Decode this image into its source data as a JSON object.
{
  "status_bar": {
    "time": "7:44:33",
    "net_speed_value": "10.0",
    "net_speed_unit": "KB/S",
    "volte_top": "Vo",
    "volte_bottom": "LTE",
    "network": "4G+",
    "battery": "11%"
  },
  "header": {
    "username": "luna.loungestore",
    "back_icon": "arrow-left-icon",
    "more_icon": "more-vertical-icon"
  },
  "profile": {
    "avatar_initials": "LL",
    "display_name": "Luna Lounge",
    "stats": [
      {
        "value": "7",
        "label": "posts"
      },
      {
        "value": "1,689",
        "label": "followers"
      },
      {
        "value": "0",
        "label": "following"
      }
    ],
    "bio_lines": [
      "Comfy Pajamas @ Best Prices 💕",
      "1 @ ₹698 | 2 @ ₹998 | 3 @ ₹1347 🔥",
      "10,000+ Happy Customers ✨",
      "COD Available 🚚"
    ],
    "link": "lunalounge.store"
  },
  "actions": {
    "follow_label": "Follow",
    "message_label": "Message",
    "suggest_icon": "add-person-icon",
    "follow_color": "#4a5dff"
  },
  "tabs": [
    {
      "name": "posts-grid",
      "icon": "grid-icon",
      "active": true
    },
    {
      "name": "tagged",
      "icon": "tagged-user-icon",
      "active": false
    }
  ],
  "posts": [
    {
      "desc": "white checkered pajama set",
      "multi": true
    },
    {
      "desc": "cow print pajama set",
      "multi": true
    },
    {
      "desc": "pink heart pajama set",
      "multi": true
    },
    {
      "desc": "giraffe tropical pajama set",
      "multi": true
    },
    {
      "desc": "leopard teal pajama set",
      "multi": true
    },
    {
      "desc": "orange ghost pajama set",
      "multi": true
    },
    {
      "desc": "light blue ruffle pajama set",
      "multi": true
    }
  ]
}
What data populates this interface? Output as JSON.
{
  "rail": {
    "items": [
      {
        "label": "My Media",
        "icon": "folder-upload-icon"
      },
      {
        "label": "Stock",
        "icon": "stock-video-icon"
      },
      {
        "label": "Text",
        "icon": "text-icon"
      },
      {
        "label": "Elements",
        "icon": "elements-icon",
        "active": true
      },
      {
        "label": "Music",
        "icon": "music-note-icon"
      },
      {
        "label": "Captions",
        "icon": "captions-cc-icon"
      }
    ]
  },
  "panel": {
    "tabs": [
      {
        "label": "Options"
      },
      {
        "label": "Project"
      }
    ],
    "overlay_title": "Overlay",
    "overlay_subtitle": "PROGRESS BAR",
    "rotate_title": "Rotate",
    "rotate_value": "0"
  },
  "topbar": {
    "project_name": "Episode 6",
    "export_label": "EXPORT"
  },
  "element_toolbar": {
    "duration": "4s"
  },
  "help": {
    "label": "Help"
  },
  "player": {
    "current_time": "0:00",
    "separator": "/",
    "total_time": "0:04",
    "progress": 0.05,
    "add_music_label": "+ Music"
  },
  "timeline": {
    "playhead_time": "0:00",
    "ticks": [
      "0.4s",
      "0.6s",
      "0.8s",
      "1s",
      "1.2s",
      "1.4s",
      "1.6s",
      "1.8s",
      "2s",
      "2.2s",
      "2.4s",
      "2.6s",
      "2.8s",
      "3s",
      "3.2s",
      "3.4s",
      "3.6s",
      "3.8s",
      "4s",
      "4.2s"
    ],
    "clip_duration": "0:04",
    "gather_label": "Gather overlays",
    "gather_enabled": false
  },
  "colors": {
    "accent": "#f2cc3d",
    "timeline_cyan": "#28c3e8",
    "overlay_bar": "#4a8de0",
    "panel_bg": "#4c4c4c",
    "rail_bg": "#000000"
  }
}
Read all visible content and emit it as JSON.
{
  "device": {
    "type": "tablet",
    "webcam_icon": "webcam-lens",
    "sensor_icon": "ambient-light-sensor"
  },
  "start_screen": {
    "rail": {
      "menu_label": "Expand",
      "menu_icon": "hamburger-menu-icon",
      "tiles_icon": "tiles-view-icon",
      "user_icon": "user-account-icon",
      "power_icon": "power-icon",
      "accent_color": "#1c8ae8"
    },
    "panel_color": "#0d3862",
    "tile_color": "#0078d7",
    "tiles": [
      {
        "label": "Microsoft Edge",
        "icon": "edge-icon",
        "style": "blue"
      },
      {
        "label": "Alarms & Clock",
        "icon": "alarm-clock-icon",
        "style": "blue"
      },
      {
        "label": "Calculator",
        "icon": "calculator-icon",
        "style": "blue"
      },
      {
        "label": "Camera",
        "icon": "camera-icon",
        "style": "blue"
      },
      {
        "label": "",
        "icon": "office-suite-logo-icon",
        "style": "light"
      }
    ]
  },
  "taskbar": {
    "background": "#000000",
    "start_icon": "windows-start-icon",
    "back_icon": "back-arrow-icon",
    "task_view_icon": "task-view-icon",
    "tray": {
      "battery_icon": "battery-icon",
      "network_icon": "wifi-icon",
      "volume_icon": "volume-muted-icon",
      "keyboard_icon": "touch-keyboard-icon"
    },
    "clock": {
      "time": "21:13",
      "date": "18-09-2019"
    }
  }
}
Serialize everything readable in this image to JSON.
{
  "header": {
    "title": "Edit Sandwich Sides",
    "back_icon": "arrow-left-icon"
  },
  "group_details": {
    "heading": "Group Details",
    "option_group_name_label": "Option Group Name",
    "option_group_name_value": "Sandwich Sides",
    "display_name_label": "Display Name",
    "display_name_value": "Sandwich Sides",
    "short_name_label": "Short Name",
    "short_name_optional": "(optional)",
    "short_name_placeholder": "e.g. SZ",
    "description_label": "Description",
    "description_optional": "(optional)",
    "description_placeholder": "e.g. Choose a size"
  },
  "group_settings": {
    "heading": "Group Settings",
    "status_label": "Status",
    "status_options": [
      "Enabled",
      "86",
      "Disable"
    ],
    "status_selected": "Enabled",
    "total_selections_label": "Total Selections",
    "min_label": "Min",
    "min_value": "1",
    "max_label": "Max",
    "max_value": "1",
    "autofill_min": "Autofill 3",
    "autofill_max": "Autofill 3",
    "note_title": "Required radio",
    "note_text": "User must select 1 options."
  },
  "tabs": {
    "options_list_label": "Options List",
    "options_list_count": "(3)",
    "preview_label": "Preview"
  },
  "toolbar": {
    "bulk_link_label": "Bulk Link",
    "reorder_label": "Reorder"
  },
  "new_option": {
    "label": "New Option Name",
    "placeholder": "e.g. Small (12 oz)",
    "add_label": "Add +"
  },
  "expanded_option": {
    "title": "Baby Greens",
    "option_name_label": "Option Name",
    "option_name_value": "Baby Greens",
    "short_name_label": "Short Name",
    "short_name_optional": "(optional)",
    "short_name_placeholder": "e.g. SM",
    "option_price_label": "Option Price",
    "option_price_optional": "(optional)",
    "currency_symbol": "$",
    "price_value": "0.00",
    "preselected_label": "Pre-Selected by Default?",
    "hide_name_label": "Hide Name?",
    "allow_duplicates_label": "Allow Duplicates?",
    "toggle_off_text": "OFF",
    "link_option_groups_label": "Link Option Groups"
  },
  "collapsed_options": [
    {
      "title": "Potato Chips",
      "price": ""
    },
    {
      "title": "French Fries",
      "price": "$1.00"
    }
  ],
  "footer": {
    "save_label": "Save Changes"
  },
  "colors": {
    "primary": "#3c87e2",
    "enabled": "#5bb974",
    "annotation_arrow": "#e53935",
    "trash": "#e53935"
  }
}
○ ○ ○ ○
Task description: Extract the full listing and reproduce each line exactly.

Solved exercise:
Decode this image into its source data as a JSON object.
{
  "status_bar": {
    "time": "7:44:33",
    "net_speed_value": "10.0",
    "net_speed_unit": "KB/S",
    "volte_top": "Vo",
    "volte_bottom": "LTE",
    "network": "4G+",
    "battery": "11%"
  },
  "header": {
    "username": "luna.loungestore",
    "back_icon": "arrow-left-icon",
    "more_icon": "more-vertical-icon"
  },
  "profile": {
    "avatar_initials": "LL",
    "display_name": "Luna Lounge",
    "stats": [
      {
        "value": "7",
        "label": "posts"
      },
      {
        "value": "1,689",
        "label": "followers"
      },
      {
        "value": "0",
        "label": "following"
      }
    ],
    "bio_lines": [
      "Comfy Pajamas @ Best Prices 💕",
      "1 @ ₹698 | 2 @ ₹998 | 3 @ ₹1347 🔥",
      "10,000+ Happy Customers ✨",
      "COD Available 🚚"
    ],
    "link": "lunalounge.store"
  },
  "actions": {
    "follow_label": "Follow",
    "message_label": "Message",
    "suggest_icon": "add-person-icon",
    "follow_color": "#4a5dff"
  },
  "tabs": [
    {
      "name": "posts-grid",
      "icon": "grid-icon",
      "active": true
    },
    {
      "name": "tagged",
      "icon": "tagged-user-icon",
      "active": false
    }
  ],
  "posts": [
    {
      "desc": "white checkered pajama set",
      "multi": true
    },
    {
      "desc": "cow print pajama set",
      "multi": true
    },
    {
      "desc": "pink heart pajama set",
      "multi": true
    },
    {
      "desc": "giraffe tropical pajama set",
      "multi": true
    },
    {
      "desc": "leopard teal pajama set",
      "multi": true
    },
    {
      "desc": "orange ghost pajama set",
      "multi": true
    },
    {
      "desc": "light blue ruffle pajama set",
      "multi": true
    }
  ]
}
What data populates this interface? Output as JSON.
{
  "rail": {
    "items": [
      {
        "label": "My Media",
        "icon": "folder-upload-icon"
      },
      {
        "label": "Stock",
        "icon": "stock-video-icon"
      },
      {
        "label": "Text",
        "icon": "text-icon"
      },
      {
        "label": "Elements",
        "icon": "elements-icon",
        "active": true
      },
      {
        "label": "Music",
        "icon": "music-note-icon"
      },
      {
        "label": "Captions",
        "icon": "captions-cc-icon"
      }
    ]
  },
  "panel": {
    "tabs": [
      {
        "label": "Options"
      },
      {
        "label": "Project"
      }
    ],
    "overlay_title": "Overlay",
    "overlay_subtitle": "PROGRESS BAR",
    "rotate_title": "Rotate",
    "rotate_value": "0"
  },
  "topbar": {
    "project_name": "Episode 6",
    "export_label": "EXPORT"
  },
  "element_toolbar": {
    "duration": "4s"
  },
  "help": {
    "label": "Help"
  },
  "player": {
    "current_time": "0:00",
    "separator": "/",
    "total_time": "0:04",
    "progress": 0.05,
    "add_music_label": "+ Music"
  },
  "timeline": {
    "playhead_time": "0:00",
    "ticks": [
      "0.4s",
      "0.6s",
      "0.8s",
      "1s",
      "1.2s",
      "1.4s",
      "1.6s",
      "1.8s",
      "2s",
      "2.2s",
      "2.4s",
      "2.6s",
      "2.8s",
      "3s",
      "3.2s",
      "3.4s",
      "3.6s",
      "3.8s",
      "4s",
      "4.2s"
    ],
    "clip_duration": "0:04",
    "gather_label": "Gather overlays",
    "gather_enabled": false
  },
  "colors": {
    "accent": "#f2cc3d",
    "timeline_cyan": "#28c3e8",
    "overlay_bar": "#4a8de0",
    "panel_bg": "#4c4c4c",
    "rail_bg": "#000000"
  }
}
Read all visible content and emit it as JSON.
{
  "device": {
    "type": "tablet",
    "webcam_icon": "webcam-lens",
    "sensor_icon": "ambient-light-sensor"
  },
  "start_screen": {
    "rail": {
      "menu_label": "Expand",
      "menu_icon": "hamburger-menu-icon",
      "tiles_icon": "tiles-view-icon",
      "user_icon": "user-account-icon",
      "power_icon": "power-icon",
      "accent_color": "#1c8ae8"
    },
    "panel_color": "#0d3862",
    "tile_color": "#0078d7",
    "tiles": [
      {
        "label": "Microsoft Edge",
        "icon": "edge-icon",
        "style": "blue"
      },
      {
        "label": "Alarms & Clock",
        "icon": "alarm-clock-icon",
        "style": "blue"
      },
      {
        "label": "Calculator",
        "icon": "calculator-icon",
        "style": "blue"
      },
      {
        "label": "Camera",
        "icon": "camera-icon",
        "style": "blue"
      },
      {
        "label": "",
        "icon": "office-suite-logo-icon",
        "style": "light"
      }
    ]
  },
  "taskbar": {
    "background": "#000000",
    "start_icon": "windows-start-icon",
    "back_icon": "back-arrow-icon",
    "task_view_icon": "task-view-icon",
    "tray": {
      "battery_icon": "battery-icon",
      "network_icon": "wifi-icon",
      "volume_icon": "volume-muted-icon",
      "keyboard_icon": "touch-keyboard-icon"
    },
    "clock": {
      "time": "21:13",
      "date": "18-09-2019"
    }
  }
}
Serialize everything readable in this image to JSON.
{
  "header": {
    "title": "Edit Sandwich Sides",
    "back_icon": "arrow-left-icon"
  },
  "group_details": {
    "heading": "Group Details",
    "option_group_name_label": "Option Group Name",
    "option_group_name_value": "Sandwich Sides",
    "display_name_label": "Display Name",
    "display_name_value": "Sandwich Sides",
    "short_name_label": "Short Name",
    "short_name_optional": "(optional)",
    "short_name_placeholder": "e.g. SZ",
    "description_label": "Description",
    "description_optional": "(optional)",
    "description_placeholder": "e.g. Choose a size"
  },
  "group_settings": {
    "heading": "Group Settings",
    "status_label": "Status",
    "status_options": [
      "Enabled",
      "86",
      "Disable"
    ],
    "status_selected": "Enabled",
    "total_selections_label": "Total Selections",
    "min_label": "Min",
    "min_value": "1",
    "max_label": "Max",
    "max_value": "1",
    "autofill_min": "Autofill 3",
    "autofill_max": "Autofill 3",
    "note_title": "Required radio",
    "note_text": "User must select 1 options."
  },
  "tabs": {
    "options_list_label": "Options List",
    "options_list_count": "(3)",
    "preview_label": "Preview"
  },
  "toolbar": {
    "bulk_link_label": "Bulk Link",
    "reorder_label": "Reorder"
  },
  "new_option": {
    "label": "New Option Name",
    "placeholder": "e.g. Small (12 oz)",
    "add_label": "Add +"
  },
  "expanded_option": {
    "title": "Baby Greens",
    "option_name_label": "Option Name",
    "option_name_value": "Baby Greens",
    "short_name_label": "Short Name",
    "short_name_optional": "(optional)",
    "short_name_placeholder": "e.g. SM",
    "option_price_label": "Option Price",
    "option_price_optional": "(optional)",
    "currency_symbol": "$",
    "price_value": "0.00",
    "preselected_label": "Pre-Selected by Default?",
    "hide_name_label": "Hide Name?",
    "allow_duplicates_label": "Allow Duplicates?",
    "toggle_off_text": "OFF",
    "link_option_groups_label": "Link Option Groups"
  },
  "collapsed_options": [
    {
      "title": "Potato Chips",
      "price": ""
    },
    {
      "title": "French Fries",
      "price": "$1.00"
    }
  ],
  "footer": {
    "save_label": "Save Changes"
  },
  "colors": {
    "primary": "#3c87e2",
    "enabled": "#5bb974",
    "annotation_arrow": "#e53935",
    "trash": "#e53935"
  }
}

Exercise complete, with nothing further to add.